## Dataset entries:

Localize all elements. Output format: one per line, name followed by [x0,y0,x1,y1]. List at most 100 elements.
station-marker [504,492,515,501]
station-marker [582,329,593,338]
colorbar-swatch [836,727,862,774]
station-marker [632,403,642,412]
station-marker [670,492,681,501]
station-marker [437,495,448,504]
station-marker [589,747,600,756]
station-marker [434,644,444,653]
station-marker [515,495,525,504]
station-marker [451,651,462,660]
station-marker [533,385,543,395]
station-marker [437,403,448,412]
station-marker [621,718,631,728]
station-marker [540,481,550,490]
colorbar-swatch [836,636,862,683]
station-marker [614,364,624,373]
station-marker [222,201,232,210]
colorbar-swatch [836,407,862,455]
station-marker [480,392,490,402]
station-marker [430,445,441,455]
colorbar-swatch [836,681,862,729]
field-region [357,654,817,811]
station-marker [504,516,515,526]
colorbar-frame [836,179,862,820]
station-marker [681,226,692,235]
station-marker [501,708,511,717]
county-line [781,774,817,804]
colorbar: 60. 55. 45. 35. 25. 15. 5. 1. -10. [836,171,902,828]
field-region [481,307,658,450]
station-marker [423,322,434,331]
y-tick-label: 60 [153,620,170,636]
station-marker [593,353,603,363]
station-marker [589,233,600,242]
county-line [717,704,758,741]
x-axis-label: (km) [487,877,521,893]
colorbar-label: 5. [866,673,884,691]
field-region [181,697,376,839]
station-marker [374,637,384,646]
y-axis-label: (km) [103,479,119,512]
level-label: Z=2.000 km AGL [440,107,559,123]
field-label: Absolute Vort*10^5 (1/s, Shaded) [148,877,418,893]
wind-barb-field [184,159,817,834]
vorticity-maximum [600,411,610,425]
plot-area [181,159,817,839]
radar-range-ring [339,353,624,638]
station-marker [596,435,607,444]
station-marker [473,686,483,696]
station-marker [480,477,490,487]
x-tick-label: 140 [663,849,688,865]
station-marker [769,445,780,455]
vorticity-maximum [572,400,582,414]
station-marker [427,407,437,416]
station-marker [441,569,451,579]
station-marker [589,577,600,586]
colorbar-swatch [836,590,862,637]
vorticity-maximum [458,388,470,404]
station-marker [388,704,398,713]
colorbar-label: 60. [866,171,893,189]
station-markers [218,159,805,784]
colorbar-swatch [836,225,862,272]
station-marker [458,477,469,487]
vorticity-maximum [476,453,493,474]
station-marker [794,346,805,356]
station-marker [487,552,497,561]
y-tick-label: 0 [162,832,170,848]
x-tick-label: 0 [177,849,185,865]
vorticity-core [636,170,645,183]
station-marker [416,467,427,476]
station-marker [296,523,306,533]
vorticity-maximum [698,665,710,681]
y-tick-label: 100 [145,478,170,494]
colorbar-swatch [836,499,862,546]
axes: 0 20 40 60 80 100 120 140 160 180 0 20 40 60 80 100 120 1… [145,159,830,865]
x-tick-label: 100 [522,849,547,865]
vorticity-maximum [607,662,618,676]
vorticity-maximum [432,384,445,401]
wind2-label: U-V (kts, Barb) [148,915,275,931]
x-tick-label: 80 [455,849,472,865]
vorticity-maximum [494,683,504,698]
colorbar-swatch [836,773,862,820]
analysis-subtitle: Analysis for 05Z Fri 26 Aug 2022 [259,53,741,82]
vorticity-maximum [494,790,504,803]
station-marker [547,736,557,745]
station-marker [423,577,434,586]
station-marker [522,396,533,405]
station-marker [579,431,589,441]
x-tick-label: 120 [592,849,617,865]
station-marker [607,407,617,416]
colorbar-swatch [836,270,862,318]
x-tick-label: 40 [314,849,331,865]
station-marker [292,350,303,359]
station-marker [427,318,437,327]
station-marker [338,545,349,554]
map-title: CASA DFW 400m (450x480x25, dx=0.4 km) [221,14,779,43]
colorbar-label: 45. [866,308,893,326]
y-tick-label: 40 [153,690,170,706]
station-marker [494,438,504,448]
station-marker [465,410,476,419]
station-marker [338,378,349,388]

## Written instruction:
Which lines in the records above contain the string "tick"? Pick out each of them and copy it in full.

## Output of the exercise:
y-tick-label: 60 [153,620,170,636]
x-tick-label: 140 [663,849,688,865]
y-tick-label: 0 [162,832,170,848]
x-tick-label: 0 [177,849,185,865]
y-tick-label: 100 [145,478,170,494]
x-tick-label: 100 [522,849,547,865]
x-tick-label: 80 [455,849,472,865]
x-tick-label: 120 [592,849,617,865]
x-tick-label: 40 [314,849,331,865]
y-tick-label: 40 [153,690,170,706]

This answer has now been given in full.